Saved data entries:
§

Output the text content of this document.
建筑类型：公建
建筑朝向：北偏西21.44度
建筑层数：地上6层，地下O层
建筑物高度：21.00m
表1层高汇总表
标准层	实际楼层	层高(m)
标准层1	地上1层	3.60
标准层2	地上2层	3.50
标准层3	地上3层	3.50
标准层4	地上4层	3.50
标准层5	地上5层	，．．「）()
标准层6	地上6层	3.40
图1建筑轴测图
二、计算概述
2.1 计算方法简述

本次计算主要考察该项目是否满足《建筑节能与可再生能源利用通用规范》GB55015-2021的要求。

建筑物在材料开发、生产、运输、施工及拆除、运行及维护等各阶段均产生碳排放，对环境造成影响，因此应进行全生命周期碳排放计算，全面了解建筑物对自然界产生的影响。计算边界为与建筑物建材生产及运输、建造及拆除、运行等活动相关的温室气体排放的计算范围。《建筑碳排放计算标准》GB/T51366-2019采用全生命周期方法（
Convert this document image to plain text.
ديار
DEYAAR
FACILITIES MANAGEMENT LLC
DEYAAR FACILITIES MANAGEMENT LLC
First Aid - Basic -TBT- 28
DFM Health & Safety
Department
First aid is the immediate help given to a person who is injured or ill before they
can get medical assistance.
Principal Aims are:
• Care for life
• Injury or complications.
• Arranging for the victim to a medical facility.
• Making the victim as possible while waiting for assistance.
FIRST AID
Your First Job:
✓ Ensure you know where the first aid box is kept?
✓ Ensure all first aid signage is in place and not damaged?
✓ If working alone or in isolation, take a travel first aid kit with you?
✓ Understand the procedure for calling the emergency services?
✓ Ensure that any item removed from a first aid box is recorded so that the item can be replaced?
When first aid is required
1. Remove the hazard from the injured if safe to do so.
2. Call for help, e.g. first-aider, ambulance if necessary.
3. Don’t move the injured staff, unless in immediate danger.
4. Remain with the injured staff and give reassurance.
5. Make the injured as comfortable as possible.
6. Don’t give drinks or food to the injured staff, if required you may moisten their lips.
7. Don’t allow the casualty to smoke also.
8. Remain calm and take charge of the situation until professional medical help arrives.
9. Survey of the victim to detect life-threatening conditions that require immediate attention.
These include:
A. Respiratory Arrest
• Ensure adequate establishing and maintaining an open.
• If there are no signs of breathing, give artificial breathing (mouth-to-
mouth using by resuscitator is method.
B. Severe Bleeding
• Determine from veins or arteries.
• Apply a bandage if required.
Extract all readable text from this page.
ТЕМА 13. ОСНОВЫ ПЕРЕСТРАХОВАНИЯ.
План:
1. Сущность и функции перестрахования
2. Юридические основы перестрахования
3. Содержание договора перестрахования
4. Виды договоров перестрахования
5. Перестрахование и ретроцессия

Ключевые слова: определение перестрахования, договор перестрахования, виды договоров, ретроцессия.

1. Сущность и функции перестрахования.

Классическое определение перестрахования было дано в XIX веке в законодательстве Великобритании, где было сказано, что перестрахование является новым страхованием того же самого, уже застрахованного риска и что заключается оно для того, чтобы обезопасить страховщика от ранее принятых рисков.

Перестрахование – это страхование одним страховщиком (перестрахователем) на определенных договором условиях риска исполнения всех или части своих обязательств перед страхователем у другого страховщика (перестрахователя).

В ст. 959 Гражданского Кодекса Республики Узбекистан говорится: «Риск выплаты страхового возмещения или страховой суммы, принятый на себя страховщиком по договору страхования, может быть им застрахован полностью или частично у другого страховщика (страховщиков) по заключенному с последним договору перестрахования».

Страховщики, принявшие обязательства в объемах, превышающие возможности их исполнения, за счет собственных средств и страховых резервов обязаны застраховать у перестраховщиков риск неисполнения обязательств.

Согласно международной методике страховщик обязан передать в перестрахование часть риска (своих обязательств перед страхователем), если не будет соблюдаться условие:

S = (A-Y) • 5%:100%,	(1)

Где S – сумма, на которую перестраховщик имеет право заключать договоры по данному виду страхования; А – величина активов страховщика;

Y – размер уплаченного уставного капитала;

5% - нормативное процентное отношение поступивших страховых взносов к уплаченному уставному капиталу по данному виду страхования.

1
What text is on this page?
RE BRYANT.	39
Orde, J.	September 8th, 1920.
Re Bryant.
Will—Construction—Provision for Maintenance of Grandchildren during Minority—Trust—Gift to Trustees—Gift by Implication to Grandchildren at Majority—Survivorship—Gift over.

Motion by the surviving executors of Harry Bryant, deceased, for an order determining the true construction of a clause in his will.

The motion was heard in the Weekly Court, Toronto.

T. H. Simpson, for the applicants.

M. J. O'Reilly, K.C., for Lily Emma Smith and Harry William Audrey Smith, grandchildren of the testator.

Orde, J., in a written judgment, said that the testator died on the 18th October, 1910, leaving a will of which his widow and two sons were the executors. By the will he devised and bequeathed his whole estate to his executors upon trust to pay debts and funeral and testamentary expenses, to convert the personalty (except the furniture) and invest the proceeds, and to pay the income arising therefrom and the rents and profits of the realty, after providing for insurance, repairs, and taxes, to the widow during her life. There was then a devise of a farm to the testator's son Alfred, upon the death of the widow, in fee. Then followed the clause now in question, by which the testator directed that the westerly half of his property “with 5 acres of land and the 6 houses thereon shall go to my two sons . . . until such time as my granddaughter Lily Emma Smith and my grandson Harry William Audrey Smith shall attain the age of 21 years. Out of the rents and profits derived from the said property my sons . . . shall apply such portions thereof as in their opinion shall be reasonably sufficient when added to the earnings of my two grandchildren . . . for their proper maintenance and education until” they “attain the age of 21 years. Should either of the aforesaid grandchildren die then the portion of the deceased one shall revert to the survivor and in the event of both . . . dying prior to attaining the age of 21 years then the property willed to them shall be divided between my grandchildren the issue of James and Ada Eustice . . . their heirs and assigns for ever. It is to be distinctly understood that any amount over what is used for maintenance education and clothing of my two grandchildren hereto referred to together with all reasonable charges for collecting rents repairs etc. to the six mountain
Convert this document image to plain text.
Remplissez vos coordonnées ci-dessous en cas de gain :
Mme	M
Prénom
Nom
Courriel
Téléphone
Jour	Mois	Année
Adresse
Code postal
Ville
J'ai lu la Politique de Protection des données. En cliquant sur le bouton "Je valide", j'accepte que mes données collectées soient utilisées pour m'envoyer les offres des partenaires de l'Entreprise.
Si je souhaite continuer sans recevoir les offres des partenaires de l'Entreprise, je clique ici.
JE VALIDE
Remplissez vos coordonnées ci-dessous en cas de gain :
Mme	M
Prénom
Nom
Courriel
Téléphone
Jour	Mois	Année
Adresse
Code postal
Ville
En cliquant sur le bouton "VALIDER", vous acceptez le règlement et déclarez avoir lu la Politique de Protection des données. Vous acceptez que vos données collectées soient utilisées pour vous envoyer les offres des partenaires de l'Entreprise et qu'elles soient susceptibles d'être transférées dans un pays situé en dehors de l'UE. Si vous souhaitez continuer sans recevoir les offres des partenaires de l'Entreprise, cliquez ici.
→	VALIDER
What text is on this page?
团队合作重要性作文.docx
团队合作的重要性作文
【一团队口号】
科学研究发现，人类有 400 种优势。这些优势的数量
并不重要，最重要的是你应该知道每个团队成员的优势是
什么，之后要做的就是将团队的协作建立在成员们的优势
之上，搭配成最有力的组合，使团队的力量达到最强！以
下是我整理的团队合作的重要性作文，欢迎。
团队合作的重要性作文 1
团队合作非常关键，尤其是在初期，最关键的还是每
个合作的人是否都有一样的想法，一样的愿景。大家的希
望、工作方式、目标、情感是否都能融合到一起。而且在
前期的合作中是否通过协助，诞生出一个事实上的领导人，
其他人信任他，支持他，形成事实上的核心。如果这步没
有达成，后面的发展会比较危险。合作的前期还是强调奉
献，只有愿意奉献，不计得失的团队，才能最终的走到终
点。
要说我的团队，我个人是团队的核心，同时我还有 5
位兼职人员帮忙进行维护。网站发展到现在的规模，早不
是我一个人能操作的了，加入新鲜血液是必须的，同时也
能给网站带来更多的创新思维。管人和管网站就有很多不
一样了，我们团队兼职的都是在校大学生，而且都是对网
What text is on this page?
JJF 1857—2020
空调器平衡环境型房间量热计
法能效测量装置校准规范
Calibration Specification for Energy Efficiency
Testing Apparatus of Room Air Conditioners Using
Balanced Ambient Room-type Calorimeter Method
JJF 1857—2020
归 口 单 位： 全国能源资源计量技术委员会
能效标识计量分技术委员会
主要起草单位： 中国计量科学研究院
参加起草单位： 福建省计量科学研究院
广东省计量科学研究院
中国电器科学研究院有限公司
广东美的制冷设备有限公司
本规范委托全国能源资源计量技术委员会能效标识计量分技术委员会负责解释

§

(Work instructions): Go through the material line by line. Show each line that contains the string "функции".

(Result):
1. Сущность и функции перестрахования
1. Сущность и функции перестрахования.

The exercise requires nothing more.